- WHAT IS EXPECTED
Each entry below is to be duplicated verbatim.

- Figure data in JSON

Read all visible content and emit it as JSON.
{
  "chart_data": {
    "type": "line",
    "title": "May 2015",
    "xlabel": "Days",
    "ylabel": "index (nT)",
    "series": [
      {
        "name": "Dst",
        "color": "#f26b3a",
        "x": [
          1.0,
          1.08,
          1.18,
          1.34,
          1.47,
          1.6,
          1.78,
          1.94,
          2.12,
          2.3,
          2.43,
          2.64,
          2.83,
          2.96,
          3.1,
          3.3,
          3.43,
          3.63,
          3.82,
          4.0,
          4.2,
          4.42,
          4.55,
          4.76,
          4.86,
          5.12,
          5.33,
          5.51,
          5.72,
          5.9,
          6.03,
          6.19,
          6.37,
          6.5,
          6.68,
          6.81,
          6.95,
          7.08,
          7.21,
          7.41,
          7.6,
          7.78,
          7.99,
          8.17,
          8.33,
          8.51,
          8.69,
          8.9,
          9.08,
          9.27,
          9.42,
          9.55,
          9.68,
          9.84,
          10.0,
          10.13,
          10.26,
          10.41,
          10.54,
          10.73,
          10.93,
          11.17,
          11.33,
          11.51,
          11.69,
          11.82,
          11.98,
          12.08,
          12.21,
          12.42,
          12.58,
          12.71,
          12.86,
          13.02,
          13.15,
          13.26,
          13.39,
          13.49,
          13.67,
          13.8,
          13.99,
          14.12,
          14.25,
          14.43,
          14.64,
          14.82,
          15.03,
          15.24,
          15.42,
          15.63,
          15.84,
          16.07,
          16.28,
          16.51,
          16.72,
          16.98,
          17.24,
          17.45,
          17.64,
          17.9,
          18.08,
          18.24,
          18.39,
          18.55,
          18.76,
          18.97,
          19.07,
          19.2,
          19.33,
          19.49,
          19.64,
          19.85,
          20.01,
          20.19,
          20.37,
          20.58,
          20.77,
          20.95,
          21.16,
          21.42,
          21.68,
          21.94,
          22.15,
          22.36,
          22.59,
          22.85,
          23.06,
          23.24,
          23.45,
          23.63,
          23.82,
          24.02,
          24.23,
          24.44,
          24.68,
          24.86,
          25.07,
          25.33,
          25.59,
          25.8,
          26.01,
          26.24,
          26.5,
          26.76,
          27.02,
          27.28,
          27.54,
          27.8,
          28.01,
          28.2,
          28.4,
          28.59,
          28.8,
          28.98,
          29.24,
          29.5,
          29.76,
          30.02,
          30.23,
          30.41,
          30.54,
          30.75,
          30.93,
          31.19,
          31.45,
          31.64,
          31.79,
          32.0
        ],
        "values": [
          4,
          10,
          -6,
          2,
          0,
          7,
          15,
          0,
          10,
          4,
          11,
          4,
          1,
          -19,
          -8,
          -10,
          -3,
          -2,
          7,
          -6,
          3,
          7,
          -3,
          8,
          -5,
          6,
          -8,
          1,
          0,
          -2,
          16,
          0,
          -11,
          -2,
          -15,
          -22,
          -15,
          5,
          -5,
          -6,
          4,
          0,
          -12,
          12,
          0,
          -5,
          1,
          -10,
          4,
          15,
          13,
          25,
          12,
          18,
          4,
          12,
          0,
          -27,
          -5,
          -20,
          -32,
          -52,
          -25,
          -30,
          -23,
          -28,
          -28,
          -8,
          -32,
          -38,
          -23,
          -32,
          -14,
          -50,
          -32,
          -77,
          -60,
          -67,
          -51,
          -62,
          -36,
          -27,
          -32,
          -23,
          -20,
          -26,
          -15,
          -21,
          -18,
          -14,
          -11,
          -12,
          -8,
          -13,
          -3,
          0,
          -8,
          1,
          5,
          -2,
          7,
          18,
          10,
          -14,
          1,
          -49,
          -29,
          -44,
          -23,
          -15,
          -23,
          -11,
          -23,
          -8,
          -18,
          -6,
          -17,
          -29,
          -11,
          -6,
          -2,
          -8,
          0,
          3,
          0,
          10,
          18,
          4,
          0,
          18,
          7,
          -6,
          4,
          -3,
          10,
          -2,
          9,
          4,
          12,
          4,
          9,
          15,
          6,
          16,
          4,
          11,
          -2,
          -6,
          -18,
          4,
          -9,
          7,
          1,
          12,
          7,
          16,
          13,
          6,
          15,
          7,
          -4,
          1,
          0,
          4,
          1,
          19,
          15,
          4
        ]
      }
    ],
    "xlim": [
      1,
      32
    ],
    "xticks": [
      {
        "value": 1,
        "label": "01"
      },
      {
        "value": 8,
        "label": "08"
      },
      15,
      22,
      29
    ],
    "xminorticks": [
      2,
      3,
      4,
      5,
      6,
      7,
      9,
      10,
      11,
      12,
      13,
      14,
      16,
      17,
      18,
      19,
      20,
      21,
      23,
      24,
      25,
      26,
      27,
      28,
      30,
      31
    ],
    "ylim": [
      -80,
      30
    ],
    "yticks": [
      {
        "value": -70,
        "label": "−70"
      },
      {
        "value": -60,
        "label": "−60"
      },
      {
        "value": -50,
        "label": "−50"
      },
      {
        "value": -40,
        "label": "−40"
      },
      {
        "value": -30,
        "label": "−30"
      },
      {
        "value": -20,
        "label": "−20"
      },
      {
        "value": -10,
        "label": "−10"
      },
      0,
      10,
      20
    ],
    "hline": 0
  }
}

- IN RESPONSE
Read all visible content and emit it as JSON.
{
  "chart_data": {
    "type": "line",
    "title": "May 2015",
    "xlabel": "Days",
    "ylabel": "index (nT)",
    "series": [
      {
        "name": "Dst",
        "color": "#f26b3a",
        "x": [
          1.0,
          1.08,
          1.18,
          1.34,
          1.47,
          1.6,
          1.78,
          1.94,
          2.12,
          2.3,
          2.43,
          2.64,
          2.83,
          2.96,
          3.1,
          3.3,
          3.43,
          3.63,
          3.82,
          4.0,
          4.2,
          4.42,
          4.55,
          4.76,
          4.86,
          5.12,
          5.33,
          5.51,
          5.72,
          5.9,
          6.03,
          6.19,
          6.37,
          6.5,
          6.68,
          6.81,
          6.95,
          7.08,
          7.21,
          7.41,
          7.6,
          7.78,
          7.99,
          8.17,
          8.33,
          8.51,
          8.69,
          8.9,
          9.08,
          9.27,
          9.42,
          9.55,
          9.68,
          9.84,
          10.0,
          10.13,
          10.26,
          10.41,
          10.54,
          10.73,
          10.93,
          11.17,
          11.33,
          11.51,
          11.69,
          11.82,
          11.98,
          12.08,
          12.21,
          12.42,
          12.58,
          12.71,
          12.86,
          13.02,
          13.15,
          13.26,
          13.39,
          13.49,
          13.67,
          13.8,
          13.99,
          14.12,
          14.25,
          14.43,
          14.64,
          14.82,
          15.03,
          15.24,
          15.42,
          15.63,
          15.84,
          16.07,
          16.28,
          16.51,
          16.72,
          16.98,
          17.24,
          17.45,
          17.64,
          17.9,
          18.08,
          18.24,
          18.39,
          18.55,
          18.76,
          18.97,
          19.07,
          19.2,
          19.33,
          19.49,
          19.64,
          19.85,
          20.01,
          20.19,
          20.37,
          20.58,
          20.77,
          20.95,
          21.16,
          21.42,
          21.68,
          21.94,
          22.15,
          22.36,
          22.59,
          22.85,
          23.06,
          23.24,
          23.45,
          23.63,
          23.82,
          24.02,
          24.23,
          24.44,
          24.68,
          24.86,
          25.07,
          25.33,
          25.59,
          25.8,
          26.01,
          26.24,
          26.5,
          26.76,
          27.02,
          27.28,
          27.54,
          27.8,
          28.01,
          28.2,
          28.4,
          28.59,
          28.8,
          28.98,
          29.24,
          29.5,
          29.76,
          30.02,
          30.23,
          30.41,
          30.54,
          30.75,
          30.93,
          31.19,
          31.45,
          31.64,
          31.79,
          32.0
        ],
        "values": [
          4,
          10,
          -6,
          2,
          0,
          7,
          15,
          0,
          10,
          4,
          11,
          4,
          1,
          -19,
          -8,
          -10,
          -3,
          -2,
          7,
          -6,
          3,
          7,
          -3,
          8,
          -5,
          6,
          -8,
          1,
          0,
          -2,
          16,
          0,
          -11,
          -2,
          -15,
          -22,
          -15,
          5,
          -5,
          -6,
          4,
          0,
          -12,
          12,
          0,
          -5,
          1,
          -10,
          4,
          15,
          13,
          25,
          12,
          18,
          4,
          12,
          0,
          -27,
          -5,
          -20,
          -32,
          -52,
          -25,
          -30,
          -23,
          -28,
          -28,
          -8,
          -32,
          -38,
          -23,
          -32,
          -14,
          -50,
          -32,
          -77,
          -60,
          -67,
          -51,
          -62,
          -36,
          -27,
          -32,
          -23,
          -20,
          -26,
          -15,
          -21,
          -18,
          -14,
          -11,
          -12,
          -8,
          -13,
          -3,
          0,
          -8,
          1,
          5,
          -2,
          7,
          18,
          10,
          -14,
          1,
          -49,
          -29,
          -44,
          -23,
          -15,
          -23,
          -11,
          -23,
          -8,
          -18,
          -6,
          -17,
          -29,
          -11,
          -6,
          -2,
          -8,
          0,
          3,
          0,
          10,
          18,
          4,
          0,
          18,
          7,
          -6,
          4,
          -3,
          10,
          -2,
          9,
          4,
          12,
          4,
          9,
          15,
          6,
          16,
          4,
          11,
          -2,
          -6,
          -18,
          4,
          -9,
          7,
          1,
          12,
          7,
          16,
          13,
          6,
          15,
          7,
          -4,
          1,
          0,
          4,
          1,
          19,
          15,
          4
        ]
      }
    ],
    "xlim": [
      1,
      32
    ],
    "xticks": [
      {
        "value": 1,
        "label": "01"
      },
      {
        "value": 8,
        "label": "08"
      },
      15,
      22,
      29
    ],
    "xminorticks": [
      2,
      3,
      4,
      5,
      6,
      7,
      9,
      10,
      11,
      12,
      13,
      14,
      16,
      17,
      18,
      19,
      20,
      21,
      23,
      24,
      25,
      26,
      27,
      28,
      30,
      31
    ],
    "ylim": [
      -80,
      30
    ],
    "yticks": [
      {
        "value": -70,
        "label": "−70"
      },
      {
        "value": -60,
        "label": "−60"
      },
      {
        "value": -50,
        "label": "−50"
      },
      {
        "value": -40,
        "label": "−40"
      },
      {
        "value": -30,
        "label": "−30"
      },
      {
        "value": -20,
        "label": "−20"
      },
      {
        "value": -10,
        "label": "−10"
      },
      0,
      10,
      20
    ],
    "hline": 0
  }
}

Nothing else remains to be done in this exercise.